PROBLEM DETAILS -
Skip any picture you find and retype all the remaining lines exactly.

(Records from a collection of figures)
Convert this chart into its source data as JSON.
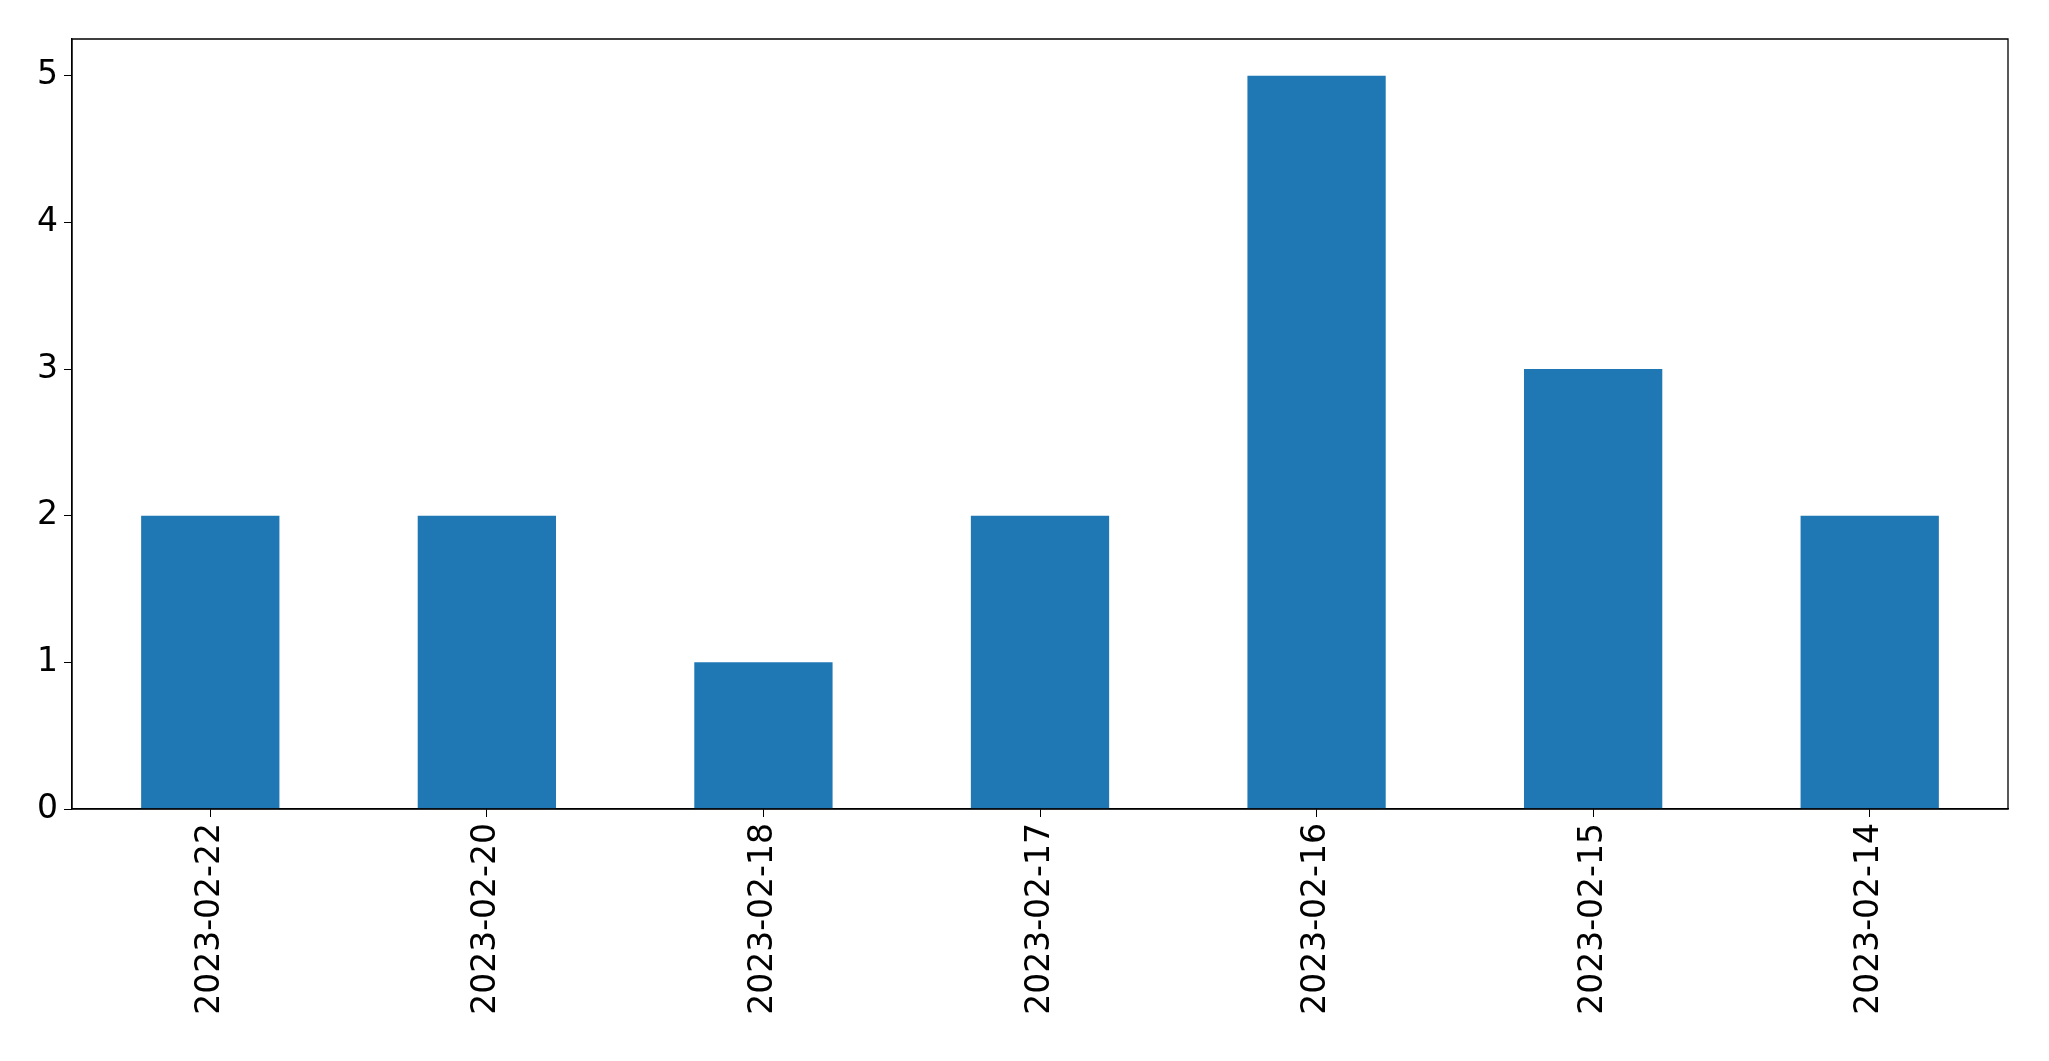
{
  "chart_data": {
    "type": "bar",
    "categories": [
      "2023-02-22",
      "2023-02-20",
      "2023-02-18",
      "2023-02-17",
      "2023-02-16",
      "2023-02-15",
      "2023-02-14"
    ],
    "values": [
      2,
      2,
      1,
      2,
      5,
      3,
      2
    ],
    "color": "#1f77b4",
    "ylim": [
      0,
      5.25
    ],
    "yticks": [
      0,
      1,
      2,
      3,
      4,
      5
    ]
  }
}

THE RESPONSE -
Convert this chart into its source data as JSON.
{
  "chart_data": {
    "type": "bar",
    "categories": [
      "2023-02-22",
      "2023-02-20",
      "2023-02-18",
      "2023-02-17",
      "2023-02-16",
      "2023-02-15",
      "2023-02-14"
    ],
    "values": [
      2,
      2,
      1,
      2,
      5,
      3,
      2
    ],
    "color": "#1f77b4",
    "ylim": [
      0,
      5.25
    ],
    "yticks": [
      0,
      1,
      2,
      3,
      4,
      5
    ]
  }
}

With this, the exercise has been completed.